**WHAT TO DO:**
Return every line of the data below that includes the string "structured".
[start of PROVIDED INFORMATION]
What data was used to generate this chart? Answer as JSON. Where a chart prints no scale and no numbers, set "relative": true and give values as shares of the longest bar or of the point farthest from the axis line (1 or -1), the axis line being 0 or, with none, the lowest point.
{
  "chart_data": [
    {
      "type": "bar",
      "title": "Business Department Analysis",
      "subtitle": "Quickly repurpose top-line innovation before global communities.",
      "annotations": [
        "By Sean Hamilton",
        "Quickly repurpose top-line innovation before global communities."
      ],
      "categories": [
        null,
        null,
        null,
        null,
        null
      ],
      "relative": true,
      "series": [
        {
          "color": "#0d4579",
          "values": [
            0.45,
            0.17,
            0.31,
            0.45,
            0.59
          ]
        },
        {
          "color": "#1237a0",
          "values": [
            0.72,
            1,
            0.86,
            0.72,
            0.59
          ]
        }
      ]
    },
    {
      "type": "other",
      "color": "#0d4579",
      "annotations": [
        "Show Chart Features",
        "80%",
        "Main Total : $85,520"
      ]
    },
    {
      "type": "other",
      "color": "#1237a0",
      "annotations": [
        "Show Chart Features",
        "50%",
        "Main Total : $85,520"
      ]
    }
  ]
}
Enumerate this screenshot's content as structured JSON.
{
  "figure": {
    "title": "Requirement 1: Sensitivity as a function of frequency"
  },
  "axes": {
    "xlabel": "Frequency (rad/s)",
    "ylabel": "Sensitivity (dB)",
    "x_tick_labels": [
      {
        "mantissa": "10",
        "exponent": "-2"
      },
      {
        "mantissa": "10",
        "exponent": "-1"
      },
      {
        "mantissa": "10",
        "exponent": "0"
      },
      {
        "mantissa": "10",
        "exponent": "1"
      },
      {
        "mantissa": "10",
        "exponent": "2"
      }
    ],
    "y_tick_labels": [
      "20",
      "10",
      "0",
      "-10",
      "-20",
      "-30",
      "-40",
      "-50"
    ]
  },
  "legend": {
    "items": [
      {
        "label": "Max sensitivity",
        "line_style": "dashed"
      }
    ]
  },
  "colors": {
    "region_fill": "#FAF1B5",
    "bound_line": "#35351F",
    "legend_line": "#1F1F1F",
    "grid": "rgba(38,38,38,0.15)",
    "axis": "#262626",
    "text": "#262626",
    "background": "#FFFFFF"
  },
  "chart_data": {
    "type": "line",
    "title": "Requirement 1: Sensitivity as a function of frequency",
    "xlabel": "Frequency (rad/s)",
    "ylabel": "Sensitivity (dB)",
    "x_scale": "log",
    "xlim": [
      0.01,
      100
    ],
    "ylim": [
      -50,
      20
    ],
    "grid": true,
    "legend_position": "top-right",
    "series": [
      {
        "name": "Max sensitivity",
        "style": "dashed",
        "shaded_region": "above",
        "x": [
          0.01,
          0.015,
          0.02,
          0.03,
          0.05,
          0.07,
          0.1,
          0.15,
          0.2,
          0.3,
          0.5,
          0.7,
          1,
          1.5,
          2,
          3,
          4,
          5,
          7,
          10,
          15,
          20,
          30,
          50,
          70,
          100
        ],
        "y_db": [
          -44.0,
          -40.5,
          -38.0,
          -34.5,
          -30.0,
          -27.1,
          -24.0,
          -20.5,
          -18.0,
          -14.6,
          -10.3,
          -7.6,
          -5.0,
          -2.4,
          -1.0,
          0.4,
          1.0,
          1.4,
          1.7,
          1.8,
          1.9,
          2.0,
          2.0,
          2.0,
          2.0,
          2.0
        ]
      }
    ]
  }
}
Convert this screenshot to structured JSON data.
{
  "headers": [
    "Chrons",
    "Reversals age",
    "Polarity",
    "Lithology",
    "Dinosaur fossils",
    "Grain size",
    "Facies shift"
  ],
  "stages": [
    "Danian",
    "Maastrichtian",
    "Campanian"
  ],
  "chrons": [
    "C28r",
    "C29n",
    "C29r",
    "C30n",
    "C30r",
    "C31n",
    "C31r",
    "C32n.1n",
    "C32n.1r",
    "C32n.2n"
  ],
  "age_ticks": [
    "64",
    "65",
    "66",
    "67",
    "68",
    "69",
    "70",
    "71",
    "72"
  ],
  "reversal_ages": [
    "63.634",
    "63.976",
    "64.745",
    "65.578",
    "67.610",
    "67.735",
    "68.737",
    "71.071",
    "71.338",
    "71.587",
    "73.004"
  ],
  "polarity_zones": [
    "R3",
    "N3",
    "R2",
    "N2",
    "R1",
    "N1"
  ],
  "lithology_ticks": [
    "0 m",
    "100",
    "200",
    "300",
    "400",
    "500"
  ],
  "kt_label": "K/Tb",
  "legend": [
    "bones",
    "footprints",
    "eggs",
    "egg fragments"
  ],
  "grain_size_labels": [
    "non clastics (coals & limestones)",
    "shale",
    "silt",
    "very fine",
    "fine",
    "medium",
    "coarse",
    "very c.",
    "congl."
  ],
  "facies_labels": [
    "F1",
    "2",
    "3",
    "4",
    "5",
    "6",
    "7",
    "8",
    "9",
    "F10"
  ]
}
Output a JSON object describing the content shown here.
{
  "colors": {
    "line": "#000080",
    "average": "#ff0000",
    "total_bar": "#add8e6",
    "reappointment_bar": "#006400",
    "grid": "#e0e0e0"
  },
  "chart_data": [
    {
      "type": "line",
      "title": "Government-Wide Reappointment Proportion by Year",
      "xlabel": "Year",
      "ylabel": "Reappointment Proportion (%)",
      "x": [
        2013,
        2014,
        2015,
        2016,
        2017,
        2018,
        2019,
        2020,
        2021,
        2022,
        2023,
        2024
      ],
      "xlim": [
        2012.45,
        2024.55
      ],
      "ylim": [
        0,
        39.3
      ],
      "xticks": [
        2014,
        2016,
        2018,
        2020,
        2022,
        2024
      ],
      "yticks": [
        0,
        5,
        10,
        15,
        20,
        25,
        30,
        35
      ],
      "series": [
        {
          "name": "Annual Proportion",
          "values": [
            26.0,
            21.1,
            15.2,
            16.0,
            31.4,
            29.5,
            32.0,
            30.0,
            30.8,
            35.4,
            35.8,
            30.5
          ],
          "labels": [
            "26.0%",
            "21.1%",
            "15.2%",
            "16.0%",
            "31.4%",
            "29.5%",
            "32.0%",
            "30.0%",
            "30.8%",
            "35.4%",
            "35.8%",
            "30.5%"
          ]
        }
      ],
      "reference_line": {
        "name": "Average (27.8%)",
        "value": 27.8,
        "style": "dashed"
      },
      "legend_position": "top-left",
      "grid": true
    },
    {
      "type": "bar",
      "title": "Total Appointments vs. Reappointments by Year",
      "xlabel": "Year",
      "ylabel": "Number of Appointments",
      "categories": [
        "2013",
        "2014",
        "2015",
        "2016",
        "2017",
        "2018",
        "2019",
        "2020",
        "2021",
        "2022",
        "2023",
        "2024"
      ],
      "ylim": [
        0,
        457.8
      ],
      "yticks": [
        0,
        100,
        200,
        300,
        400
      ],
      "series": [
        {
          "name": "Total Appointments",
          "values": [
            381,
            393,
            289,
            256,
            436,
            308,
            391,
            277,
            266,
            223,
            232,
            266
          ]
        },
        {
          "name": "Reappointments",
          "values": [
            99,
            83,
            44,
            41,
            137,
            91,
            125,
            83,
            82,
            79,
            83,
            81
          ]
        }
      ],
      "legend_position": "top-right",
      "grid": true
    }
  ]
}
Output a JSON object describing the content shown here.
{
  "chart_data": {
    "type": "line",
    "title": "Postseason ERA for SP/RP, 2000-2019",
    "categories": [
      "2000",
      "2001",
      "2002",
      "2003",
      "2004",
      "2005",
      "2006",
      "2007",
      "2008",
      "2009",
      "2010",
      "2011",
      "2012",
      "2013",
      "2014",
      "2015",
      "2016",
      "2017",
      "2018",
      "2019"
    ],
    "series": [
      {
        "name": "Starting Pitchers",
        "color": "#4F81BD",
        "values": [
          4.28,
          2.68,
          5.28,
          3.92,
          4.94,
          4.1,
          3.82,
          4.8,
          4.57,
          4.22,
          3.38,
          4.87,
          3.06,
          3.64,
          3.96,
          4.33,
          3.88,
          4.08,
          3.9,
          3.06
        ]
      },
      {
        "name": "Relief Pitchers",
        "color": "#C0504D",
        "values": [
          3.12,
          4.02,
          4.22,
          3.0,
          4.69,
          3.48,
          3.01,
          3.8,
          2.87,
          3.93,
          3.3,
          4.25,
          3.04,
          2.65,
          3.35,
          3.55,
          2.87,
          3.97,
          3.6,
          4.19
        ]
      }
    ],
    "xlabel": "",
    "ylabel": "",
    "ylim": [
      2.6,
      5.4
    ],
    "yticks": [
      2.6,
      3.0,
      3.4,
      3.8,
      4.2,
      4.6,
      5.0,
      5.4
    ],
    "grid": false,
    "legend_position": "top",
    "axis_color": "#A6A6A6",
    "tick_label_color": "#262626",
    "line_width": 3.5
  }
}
[end of PROVIDED INFORMATION]
**TASK ANSWER:**
Enumerate this screenshot's content as structured JSON.
Convert this screenshot to structured JSON data.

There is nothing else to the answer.